◆ Recorded information:
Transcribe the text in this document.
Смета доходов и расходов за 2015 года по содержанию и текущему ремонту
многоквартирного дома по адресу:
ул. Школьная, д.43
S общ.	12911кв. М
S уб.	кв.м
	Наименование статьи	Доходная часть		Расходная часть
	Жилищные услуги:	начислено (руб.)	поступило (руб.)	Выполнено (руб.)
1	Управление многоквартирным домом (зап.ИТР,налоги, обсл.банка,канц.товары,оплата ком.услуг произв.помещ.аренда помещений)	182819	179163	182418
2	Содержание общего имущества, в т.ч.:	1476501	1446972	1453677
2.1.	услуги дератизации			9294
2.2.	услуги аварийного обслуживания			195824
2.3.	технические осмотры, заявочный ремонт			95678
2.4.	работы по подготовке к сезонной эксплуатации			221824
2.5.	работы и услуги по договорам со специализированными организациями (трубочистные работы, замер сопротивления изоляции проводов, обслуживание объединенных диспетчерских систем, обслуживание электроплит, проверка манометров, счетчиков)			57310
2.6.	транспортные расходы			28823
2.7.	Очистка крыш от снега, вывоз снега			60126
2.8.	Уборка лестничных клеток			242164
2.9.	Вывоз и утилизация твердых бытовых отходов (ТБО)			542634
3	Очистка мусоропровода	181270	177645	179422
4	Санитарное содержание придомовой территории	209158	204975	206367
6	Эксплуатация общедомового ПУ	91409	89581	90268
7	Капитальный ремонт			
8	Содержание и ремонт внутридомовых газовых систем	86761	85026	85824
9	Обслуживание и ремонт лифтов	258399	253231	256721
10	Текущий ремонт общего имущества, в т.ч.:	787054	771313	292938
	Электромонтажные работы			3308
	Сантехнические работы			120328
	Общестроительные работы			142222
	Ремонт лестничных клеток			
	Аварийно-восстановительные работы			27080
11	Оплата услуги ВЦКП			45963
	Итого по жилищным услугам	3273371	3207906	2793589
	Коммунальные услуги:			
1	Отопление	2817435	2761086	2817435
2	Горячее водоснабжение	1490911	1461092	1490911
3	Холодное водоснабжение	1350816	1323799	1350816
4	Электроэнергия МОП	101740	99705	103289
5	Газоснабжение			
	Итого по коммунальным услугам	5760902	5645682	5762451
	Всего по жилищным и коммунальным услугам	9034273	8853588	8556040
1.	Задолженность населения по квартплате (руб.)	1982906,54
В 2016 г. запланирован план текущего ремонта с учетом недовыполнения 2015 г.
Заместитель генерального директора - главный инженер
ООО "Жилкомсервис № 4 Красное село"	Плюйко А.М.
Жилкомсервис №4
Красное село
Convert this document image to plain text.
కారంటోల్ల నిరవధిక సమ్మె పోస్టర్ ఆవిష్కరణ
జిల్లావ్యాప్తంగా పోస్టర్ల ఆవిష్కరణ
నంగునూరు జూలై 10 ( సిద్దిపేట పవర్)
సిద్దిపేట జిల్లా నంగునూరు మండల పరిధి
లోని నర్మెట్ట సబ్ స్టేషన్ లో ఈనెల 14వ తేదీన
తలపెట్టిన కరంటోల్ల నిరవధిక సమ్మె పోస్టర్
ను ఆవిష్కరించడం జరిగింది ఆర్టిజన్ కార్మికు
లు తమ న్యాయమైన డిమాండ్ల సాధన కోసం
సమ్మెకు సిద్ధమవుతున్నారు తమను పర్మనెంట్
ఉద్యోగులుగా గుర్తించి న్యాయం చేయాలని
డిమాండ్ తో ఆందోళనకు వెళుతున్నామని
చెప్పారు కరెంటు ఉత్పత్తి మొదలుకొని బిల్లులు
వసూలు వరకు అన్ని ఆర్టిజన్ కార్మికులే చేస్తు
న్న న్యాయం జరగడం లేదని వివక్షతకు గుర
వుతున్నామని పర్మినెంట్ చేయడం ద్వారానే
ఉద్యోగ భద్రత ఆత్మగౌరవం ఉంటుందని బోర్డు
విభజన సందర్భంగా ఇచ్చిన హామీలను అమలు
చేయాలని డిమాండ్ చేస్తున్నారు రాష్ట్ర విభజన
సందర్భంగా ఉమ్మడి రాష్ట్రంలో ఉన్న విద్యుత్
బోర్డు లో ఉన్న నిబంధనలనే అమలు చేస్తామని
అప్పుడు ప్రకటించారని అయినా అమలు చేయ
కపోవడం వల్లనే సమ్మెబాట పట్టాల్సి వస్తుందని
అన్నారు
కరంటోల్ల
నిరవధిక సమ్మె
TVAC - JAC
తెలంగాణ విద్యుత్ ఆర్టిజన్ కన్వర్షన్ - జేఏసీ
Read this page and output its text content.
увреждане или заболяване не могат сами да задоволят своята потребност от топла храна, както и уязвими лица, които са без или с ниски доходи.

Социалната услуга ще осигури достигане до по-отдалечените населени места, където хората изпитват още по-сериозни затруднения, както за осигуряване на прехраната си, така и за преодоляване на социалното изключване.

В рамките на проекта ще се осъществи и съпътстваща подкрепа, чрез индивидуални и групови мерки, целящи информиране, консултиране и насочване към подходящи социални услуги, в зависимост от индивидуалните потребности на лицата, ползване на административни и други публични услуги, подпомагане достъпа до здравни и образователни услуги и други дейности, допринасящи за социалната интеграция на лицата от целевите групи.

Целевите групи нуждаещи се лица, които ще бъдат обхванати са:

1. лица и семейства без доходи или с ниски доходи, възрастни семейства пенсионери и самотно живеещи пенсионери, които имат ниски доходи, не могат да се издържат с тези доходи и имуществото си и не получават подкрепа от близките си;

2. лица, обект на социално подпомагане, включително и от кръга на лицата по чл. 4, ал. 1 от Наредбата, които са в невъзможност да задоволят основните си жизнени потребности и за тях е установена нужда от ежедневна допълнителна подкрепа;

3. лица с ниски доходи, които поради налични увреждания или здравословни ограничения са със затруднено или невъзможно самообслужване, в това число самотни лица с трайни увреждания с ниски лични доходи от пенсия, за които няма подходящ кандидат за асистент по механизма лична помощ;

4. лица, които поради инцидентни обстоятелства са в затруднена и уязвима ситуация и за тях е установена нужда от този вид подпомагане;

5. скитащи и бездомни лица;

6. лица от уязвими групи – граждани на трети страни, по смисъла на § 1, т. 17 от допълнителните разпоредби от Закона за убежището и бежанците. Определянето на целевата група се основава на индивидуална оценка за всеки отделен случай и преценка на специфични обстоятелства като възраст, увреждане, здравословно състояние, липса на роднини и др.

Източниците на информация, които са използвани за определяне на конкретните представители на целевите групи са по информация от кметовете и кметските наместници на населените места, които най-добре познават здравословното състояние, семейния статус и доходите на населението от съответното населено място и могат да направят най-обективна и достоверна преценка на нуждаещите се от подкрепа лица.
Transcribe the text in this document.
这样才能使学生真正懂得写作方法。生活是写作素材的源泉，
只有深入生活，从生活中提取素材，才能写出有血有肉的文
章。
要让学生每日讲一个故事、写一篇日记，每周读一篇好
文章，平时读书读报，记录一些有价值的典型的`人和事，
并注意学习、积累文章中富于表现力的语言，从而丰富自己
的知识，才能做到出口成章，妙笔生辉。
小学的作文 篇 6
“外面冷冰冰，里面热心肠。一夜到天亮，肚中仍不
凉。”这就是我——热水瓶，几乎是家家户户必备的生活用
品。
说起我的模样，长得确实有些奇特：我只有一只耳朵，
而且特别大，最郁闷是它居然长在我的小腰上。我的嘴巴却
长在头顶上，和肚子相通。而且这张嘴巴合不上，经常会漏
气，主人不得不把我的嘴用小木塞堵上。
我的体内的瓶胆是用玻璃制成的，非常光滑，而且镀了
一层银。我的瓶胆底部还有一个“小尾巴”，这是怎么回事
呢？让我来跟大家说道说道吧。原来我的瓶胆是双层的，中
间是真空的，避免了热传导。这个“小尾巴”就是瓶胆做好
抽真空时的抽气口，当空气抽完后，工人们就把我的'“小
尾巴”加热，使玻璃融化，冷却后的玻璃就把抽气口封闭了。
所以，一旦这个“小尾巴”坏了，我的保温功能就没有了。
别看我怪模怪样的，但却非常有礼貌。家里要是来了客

◆ Exercise objective: In the entries above, identify each line that includes the string "поради", then copy it.

◆ Response:
3. лица с ниски доходи, които поради налични увреждания или здравословни ограничения са със затруднено или невъзможно самообслужване, в това число самотни лица с трайни увреждания с ниски лични доходи от пенсия, за които няма подходящ кандидат за асистент по механизма лична помощ;
4. лица, които поради инцидентни обстоятелства са в затруднена и уязвима ситуация и за тях е установена нужда от този вид подпомагане;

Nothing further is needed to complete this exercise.